- _Listing_:
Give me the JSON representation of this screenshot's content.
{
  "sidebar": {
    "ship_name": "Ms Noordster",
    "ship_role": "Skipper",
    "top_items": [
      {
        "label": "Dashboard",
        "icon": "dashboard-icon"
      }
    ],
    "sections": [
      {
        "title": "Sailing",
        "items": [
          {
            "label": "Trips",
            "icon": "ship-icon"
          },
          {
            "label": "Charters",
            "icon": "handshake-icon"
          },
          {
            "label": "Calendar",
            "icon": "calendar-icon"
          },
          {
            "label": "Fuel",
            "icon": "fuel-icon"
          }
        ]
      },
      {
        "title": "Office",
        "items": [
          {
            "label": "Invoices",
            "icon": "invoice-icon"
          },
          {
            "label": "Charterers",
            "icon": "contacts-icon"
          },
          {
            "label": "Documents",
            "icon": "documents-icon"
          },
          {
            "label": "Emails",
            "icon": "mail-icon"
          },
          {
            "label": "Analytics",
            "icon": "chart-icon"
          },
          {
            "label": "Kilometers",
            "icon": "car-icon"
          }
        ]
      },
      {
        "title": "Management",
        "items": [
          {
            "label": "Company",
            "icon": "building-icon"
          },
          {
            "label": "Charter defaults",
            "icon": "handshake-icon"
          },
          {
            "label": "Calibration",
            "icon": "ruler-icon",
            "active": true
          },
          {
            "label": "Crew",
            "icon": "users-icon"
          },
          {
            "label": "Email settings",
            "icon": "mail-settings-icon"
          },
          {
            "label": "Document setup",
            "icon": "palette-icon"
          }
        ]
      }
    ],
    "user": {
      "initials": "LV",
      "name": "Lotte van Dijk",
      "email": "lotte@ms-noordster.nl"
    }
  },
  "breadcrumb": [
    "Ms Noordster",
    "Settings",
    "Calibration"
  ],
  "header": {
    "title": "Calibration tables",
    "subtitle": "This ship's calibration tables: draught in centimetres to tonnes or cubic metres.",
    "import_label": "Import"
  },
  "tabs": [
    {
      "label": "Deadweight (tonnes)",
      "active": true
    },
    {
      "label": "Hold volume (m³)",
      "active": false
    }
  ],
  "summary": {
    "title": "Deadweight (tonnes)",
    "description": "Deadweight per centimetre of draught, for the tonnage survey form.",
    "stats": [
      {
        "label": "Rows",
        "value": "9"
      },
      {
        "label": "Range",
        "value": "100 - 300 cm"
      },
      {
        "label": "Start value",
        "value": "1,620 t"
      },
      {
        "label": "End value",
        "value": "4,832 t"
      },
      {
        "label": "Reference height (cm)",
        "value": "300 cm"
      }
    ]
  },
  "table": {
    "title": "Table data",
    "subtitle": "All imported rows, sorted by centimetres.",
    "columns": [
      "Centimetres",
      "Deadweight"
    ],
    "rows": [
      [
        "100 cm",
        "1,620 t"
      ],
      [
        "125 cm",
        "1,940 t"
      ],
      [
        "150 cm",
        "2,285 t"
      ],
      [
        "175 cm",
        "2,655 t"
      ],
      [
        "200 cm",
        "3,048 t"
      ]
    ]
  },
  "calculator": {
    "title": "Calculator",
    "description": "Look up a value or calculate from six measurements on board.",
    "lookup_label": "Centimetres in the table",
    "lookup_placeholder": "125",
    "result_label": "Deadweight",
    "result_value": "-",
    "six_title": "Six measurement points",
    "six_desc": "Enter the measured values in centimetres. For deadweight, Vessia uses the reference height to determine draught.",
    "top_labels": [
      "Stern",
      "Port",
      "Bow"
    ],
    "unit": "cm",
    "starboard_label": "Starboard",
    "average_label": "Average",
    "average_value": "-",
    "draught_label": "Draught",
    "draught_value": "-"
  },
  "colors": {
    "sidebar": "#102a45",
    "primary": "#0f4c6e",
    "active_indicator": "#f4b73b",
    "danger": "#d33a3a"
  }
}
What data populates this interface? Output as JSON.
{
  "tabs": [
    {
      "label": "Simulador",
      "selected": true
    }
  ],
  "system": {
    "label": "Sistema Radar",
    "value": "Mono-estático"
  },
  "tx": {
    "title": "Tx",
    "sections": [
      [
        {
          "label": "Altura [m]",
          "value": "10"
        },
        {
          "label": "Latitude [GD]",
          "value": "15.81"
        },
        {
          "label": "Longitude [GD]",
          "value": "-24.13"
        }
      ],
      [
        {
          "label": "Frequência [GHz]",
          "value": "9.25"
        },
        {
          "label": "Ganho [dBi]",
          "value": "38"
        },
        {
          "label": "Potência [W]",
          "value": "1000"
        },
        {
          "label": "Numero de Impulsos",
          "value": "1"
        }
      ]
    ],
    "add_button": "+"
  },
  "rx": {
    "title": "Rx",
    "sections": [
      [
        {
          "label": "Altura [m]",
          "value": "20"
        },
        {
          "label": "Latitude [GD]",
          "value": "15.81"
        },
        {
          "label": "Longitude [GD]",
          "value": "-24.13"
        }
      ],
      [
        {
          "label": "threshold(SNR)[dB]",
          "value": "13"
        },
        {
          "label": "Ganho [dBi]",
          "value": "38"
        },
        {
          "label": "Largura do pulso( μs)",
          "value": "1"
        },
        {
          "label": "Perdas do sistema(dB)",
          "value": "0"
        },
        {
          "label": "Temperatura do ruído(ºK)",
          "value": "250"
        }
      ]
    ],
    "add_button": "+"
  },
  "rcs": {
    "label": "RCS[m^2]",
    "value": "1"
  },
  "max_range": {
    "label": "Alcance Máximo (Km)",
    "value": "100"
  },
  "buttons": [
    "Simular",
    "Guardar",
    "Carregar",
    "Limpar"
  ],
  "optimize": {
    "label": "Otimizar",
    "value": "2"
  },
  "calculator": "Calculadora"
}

- _Required task_: Please set down all the data word for word.

- _Written reply_:
Give me the JSON representation of this screenshot's content.
{
  "sidebar": {
    "ship_name": "Ms Noordster",
    "ship_role": "Skipper",
    "top_items": [
      {
        "label": "Dashboard",
        "icon": "dashboard-icon"
      }
    ],
    "sections": [
      {
        "title": "Sailing",
        "items": [
          {
            "label": "Trips",
            "icon": "ship-icon"
          },
          {
            "label": "Charters",
            "icon": "handshake-icon"
          },
          {
            "label": "Calendar",
            "icon": "calendar-icon"
          },
          {
            "label": "Fuel",
            "icon": "fuel-icon"
          }
        ]
      },
      {
        "title": "Office",
        "items": [
          {
            "label": "Invoices",
            "icon": "invoice-icon"
          },
          {
            "label": "Charterers",
            "icon": "contacts-icon"
          },
          {
            "label": "Documents",
            "icon": "documents-icon"
          },
          {
            "label": "Emails",
            "icon": "mail-icon"
          },
          {
            "label": "Analytics",
            "icon": "chart-icon"
          },
          {
            "label": "Kilometers",
            "icon": "car-icon"
          }
        ]
      },
      {
        "title": "Management",
        "items": [
          {
            "label": "Company",
            "icon": "building-icon"
          },
          {
            "label": "Charter defaults",
            "icon": "handshake-icon"
          },
          {
            "label": "Calibration",
            "icon": "ruler-icon",
            "active": true
          },
          {
            "label": "Crew",
            "icon": "users-icon"
          },
          {
            "label": "Email settings",
            "icon": "mail-settings-icon"
          },
          {
            "label": "Document setup",
            "icon": "palette-icon"
          }
        ]
      }
    ],
    "user": {
      "initials": "LV",
      "name": "Lotte van Dijk",
      "email": "lotte@ms-noordster.nl"
    }
  },
  "breadcrumb": [
    "Ms Noordster",
    "Settings",
    "Calibration"
  ],
  "header": {
    "title": "Calibration tables",
    "subtitle": "This ship's calibration tables: draught in centimetres to tonnes or cubic metres.",
    "import_label": "Import"
  },
  "tabs": [
    {
      "label": "Deadweight (tonnes)",
      "active": true
    },
    {
      "label": "Hold volume (m³)",
      "active": false
    }
  ],
  "summary": {
    "title": "Deadweight (tonnes)",
    "description": "Deadweight per centimetre of draught, for the tonnage survey form.",
    "stats": [
      {
        "label": "Rows",
        "value": "9"
      },
      {
        "label": "Range",
        "value": "100 - 300 cm"
      },
      {
        "label": "Start value",
        "value": "1,620 t"
      },
      {
        "label": "End value",
        "value": "4,832 t"
      },
      {
        "label": "Reference height (cm)",
        "value": "300 cm"
      }
    ]
  },
  "table": {
    "title": "Table data",
    "subtitle": "All imported rows, sorted by centimetres.",
    "columns": [
      "Centimetres",
      "Deadweight"
    ],
    "rows": [
      [
        "100 cm",
        "1,620 t"
      ],
      [
        "125 cm",
        "1,940 t"
      ],
      [
        "150 cm",
        "2,285 t"
      ],
      [
        "175 cm",
        "2,655 t"
      ],
      [
        "200 cm",
        "3,048 t"
      ]
    ]
  },
  "calculator": {
    "title": "Calculator",
    "description": "Look up a value or calculate from six measurements on board.",
    "lookup_label": "Centimetres in the table",
    "lookup_placeholder": "125",
    "result_label": "Deadweight",
    "result_value": "-",
    "six_title": "Six measurement points",
    "six_desc": "Enter the measured values in centimetres. For deadweight, Vessia uses the reference height to determine draught.",
    "top_labels": [
      "Stern",
      "Port",
      "Bow"
    ],
    "unit": "cm",
    "starboard_label": "Starboard",
    "average_label": "Average",
    "average_value": "-",
    "draught_label": "Draught",
    "draught_value": "-"
  },
  "colors": {
    "sidebar": "#102a45",
    "primary": "#0f4c6e",
    "active_indicator": "#f4b73b",
    "danger": "#d33a3a"
  }
}
What data populates this interface? Output as JSON.
{
  "tabs": [
    {
      "label": "Simulador",
      "selected": true
    }
  ],
  "system": {
    "label": "Sistema Radar",
    "value": "Mono-estático"
  },
  "tx": {
    "title": "Tx",
    "sections": [
      [
        {
          "label": "Altura [m]",
          "value": "10"
        },
        {
          "label": "Latitude [GD]",
          "value": "15.81"
        },
        {
          "label": "Longitude [GD]",
          "value": "-24.13"
        }
      ],
      [
        {
          "label": "Frequência [GHz]",
          "value": "9.25"
        },
        {
          "label": "Ganho [dBi]",
          "value": "38"
        },
        {
          "label": "Potência [W]",
          "value": "1000"
        },
        {
          "label": "Numero de Impulsos",
          "value": "1"
        }
      ]
    ],
    "add_button": "+"
  },
  "rx": {
    "title": "Rx",
    "sections": [
      [
        {
          "label": "Altura [m]",
          "value": "20"
        },
        {
          "label": "Latitude [GD]",
          "value": "15.81"
        },
        {
          "label": "Longitude [GD]",
          "value": "-24.13"
        }
      ],
      [
        {
          "label": "threshold(SNR)[dB]",
          "value": "13"
        },
        {
          "label": "Ganho [dBi]",
          "value": "38"
        },
        {
          "label": "Largura do pulso( μs)",
          "value": "1"
        },
        {
          "label": "Perdas do sistema(dB)",
          "value": "0"
        },
        {
          "label": "Temperatura do ruído(ºK)",
          "value": "250"
        }
      ]
    ],
    "add_button": "+"
  },
  "rcs": {
    "label": "RCS[m^2]",
    "value": "1"
  },
  "max_range": {
    "label": "Alcance Máximo (Km)",
    "value": "100"
  },
  "buttons": [
    "Simular",
    "Guardar",
    "Carregar",
    "Limpar"
  ],
  "optimize": {
    "label": "Otimizar",
    "value": "2"
  },
  "calculator": "Calculadora"
}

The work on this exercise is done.